======== Stored rows ========
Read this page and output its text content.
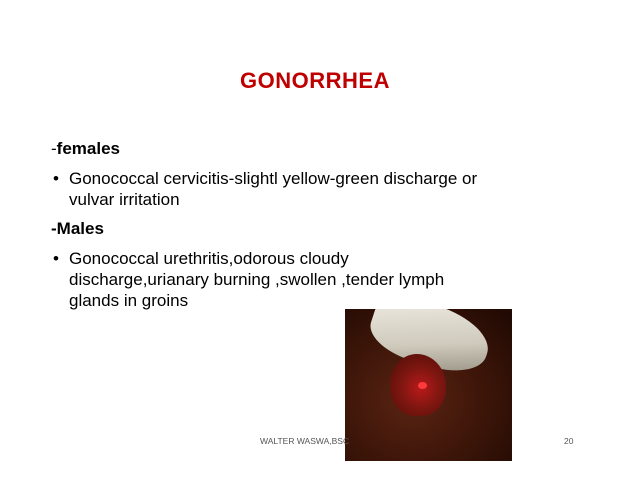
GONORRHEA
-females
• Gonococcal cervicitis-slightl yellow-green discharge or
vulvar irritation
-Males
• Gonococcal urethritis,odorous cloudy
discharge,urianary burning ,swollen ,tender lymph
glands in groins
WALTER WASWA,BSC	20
========
Aim of the task
Reproduce each line of the records exactly, and omit every picture.

Final result
Read this page and output its text content.
GONORRHEA
-females
• Gonococcal cervicitis-slightl yellow-green discharge or
vulvar irritation
-Males
• Gonococcal urethritis,odorous cloudy
discharge,urianary burning ,swollen ,tender lymph
glands in groins
WALTER WASWA,BSC	20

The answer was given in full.